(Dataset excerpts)
= = = = = = =
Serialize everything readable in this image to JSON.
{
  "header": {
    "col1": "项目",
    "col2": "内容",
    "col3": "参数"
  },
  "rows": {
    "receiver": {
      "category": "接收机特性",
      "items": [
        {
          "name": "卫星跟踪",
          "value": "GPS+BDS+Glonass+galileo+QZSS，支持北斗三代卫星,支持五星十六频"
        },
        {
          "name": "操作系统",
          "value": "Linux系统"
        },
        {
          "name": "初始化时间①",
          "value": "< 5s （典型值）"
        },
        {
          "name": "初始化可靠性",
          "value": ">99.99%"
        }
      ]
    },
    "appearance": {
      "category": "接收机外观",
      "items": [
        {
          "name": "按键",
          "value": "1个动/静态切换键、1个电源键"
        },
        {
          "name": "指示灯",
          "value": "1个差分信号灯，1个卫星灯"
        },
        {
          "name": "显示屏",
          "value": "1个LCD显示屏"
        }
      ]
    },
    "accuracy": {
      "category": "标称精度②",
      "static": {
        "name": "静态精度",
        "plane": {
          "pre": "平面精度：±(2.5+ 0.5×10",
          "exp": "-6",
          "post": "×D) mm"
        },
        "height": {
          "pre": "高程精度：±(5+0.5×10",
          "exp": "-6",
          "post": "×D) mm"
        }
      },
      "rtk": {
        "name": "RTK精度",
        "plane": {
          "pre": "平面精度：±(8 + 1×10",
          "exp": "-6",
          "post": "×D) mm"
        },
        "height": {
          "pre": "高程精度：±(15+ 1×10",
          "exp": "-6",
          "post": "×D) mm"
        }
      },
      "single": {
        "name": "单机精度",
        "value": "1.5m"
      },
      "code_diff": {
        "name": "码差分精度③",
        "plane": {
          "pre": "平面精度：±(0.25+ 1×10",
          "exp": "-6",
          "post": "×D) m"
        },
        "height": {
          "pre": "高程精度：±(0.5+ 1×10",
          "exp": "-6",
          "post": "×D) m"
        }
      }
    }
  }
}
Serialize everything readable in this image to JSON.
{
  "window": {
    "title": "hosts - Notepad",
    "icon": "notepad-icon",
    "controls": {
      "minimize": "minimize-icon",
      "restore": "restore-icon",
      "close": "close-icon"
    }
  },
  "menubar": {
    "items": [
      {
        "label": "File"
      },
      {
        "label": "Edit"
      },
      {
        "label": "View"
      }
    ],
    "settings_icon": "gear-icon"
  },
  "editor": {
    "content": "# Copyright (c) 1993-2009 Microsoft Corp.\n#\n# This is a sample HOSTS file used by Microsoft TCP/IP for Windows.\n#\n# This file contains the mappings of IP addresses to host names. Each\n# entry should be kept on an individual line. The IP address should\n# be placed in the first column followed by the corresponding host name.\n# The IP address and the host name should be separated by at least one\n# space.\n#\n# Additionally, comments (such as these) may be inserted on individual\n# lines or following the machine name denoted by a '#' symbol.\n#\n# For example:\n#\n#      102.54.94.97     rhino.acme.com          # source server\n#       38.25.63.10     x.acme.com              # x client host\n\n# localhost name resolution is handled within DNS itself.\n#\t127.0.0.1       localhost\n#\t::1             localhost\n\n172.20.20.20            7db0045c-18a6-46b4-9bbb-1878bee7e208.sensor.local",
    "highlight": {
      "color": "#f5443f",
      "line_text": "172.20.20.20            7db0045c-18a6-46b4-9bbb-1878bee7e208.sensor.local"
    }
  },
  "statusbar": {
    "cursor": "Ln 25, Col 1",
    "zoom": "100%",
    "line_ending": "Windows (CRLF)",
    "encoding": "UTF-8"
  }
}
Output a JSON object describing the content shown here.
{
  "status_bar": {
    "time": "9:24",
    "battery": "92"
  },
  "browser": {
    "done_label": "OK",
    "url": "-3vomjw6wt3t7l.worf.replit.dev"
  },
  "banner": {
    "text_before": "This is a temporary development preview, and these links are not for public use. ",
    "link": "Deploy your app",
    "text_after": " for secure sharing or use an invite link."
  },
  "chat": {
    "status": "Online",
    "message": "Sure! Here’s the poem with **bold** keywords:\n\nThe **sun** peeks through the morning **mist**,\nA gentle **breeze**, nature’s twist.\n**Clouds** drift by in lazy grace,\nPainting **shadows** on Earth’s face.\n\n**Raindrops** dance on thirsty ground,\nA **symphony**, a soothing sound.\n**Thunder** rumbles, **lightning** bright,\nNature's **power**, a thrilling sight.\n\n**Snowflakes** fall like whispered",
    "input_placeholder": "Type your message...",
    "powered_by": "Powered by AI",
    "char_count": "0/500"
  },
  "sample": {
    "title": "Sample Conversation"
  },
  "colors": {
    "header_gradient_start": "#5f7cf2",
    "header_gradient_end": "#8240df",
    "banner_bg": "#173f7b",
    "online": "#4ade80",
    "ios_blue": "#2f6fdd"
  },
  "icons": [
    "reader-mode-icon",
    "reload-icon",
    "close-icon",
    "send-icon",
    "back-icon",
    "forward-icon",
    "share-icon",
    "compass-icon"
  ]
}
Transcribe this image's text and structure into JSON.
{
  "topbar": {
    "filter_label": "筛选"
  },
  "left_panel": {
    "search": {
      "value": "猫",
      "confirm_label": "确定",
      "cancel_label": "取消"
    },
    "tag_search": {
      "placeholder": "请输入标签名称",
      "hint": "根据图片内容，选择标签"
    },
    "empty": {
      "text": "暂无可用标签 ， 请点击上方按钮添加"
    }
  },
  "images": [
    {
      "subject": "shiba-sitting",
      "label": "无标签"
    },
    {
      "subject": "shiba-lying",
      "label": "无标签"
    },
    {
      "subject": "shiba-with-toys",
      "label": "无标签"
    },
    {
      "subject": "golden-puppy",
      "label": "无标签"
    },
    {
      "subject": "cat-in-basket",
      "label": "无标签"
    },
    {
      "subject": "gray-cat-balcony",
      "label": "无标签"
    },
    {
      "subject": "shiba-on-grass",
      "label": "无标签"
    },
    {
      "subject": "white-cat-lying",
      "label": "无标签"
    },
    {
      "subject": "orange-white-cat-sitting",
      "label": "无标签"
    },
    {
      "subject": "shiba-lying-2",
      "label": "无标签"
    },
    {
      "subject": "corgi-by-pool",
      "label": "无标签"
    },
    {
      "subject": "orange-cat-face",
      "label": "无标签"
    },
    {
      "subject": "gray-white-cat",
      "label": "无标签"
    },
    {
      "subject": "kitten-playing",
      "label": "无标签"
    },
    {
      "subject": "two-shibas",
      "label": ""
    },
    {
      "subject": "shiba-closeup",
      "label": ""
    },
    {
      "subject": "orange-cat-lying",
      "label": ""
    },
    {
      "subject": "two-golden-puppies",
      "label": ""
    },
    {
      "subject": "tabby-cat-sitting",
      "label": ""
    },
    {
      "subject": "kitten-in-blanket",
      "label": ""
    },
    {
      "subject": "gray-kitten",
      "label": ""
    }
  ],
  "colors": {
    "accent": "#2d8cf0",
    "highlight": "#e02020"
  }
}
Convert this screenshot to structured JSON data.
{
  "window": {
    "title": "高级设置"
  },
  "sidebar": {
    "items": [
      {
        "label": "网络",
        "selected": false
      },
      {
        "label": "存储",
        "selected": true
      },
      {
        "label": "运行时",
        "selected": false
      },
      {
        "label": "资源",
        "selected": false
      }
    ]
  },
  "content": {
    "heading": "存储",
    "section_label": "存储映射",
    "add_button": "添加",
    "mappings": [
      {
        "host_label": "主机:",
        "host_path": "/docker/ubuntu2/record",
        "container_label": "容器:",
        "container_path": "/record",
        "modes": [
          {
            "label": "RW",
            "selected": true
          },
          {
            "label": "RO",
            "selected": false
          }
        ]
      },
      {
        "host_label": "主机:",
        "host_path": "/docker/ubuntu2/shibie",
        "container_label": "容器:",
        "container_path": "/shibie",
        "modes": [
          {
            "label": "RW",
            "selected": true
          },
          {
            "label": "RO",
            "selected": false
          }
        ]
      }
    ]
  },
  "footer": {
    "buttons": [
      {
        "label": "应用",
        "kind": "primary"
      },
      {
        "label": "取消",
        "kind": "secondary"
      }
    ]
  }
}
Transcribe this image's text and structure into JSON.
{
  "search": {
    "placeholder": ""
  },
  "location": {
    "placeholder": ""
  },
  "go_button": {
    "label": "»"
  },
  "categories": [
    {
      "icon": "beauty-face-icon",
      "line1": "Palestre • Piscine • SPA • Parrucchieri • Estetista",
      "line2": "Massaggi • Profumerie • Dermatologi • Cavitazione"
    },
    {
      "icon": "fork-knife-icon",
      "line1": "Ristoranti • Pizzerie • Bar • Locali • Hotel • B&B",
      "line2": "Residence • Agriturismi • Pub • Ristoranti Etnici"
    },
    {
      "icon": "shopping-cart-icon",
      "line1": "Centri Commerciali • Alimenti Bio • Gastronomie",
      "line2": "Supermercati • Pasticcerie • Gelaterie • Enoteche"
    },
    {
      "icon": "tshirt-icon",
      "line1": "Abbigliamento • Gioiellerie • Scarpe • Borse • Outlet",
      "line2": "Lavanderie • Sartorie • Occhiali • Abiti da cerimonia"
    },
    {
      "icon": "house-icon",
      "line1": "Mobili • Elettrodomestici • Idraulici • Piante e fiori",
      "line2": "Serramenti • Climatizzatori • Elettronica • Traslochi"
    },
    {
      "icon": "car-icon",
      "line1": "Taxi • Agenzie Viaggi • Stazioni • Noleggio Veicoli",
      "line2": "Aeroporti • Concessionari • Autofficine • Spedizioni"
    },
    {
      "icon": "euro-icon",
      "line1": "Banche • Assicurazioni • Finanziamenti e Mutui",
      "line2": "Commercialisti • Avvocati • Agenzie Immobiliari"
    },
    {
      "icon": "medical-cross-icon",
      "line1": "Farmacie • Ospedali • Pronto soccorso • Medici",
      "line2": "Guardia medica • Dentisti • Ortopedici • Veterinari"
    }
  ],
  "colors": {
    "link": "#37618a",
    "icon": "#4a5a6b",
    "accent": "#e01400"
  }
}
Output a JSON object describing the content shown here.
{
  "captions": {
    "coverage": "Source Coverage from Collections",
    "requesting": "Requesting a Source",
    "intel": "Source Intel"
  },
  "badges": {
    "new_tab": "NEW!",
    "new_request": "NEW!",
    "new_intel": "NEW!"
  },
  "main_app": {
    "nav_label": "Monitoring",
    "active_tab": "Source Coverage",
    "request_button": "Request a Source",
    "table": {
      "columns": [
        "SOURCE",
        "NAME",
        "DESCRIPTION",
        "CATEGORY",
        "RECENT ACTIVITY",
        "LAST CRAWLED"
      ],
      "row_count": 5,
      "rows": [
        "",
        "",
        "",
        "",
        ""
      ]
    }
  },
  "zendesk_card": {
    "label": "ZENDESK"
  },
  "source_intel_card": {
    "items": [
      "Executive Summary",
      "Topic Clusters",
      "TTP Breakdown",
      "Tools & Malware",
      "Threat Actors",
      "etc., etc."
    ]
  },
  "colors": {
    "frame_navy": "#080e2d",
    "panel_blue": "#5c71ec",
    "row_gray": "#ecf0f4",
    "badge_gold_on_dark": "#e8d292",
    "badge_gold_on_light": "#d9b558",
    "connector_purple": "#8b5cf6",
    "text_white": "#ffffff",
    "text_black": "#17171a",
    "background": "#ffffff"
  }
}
= = = = = = =
▶ _THE EXERCISE_
Copy all lines of the listing above that contain the string "mappings".

▶ _SOLUTION FOR THIS PROBLEM_
    "content": "# Copyright (c) 1993-2009 Microsoft Corp.\n#\n# This is a sample HOSTS file used by Microsoft TCP/IP for Windows.\n#\n# This file contains the mappings of IP addresses to host names. Each\n# entry should be kept on an individual line. The IP address should\n# be placed in the first column followed by the corresponding host name.\n# The IP address and the host name should be separated by at least one\n# space.\n#\n# Additionally, comments (such as these) may be inserted on individual\n# lines or following the machine name denoted by a '#' symbol.\n#\n# For example:\n#\n#      102.54.94.97     rhino.acme.com          # source server\n#       38.25.63.10     x.acme.com              # x client host\n\n# localhost name resolution is handled within DNS itself.\n#\t127.0.0.1       localhost\n#\t::1             localhost\n\n172.20.20.20            7db0045c-18a6-46b4-9bbb-1878bee7e208.sensor.local",
    "mappings": [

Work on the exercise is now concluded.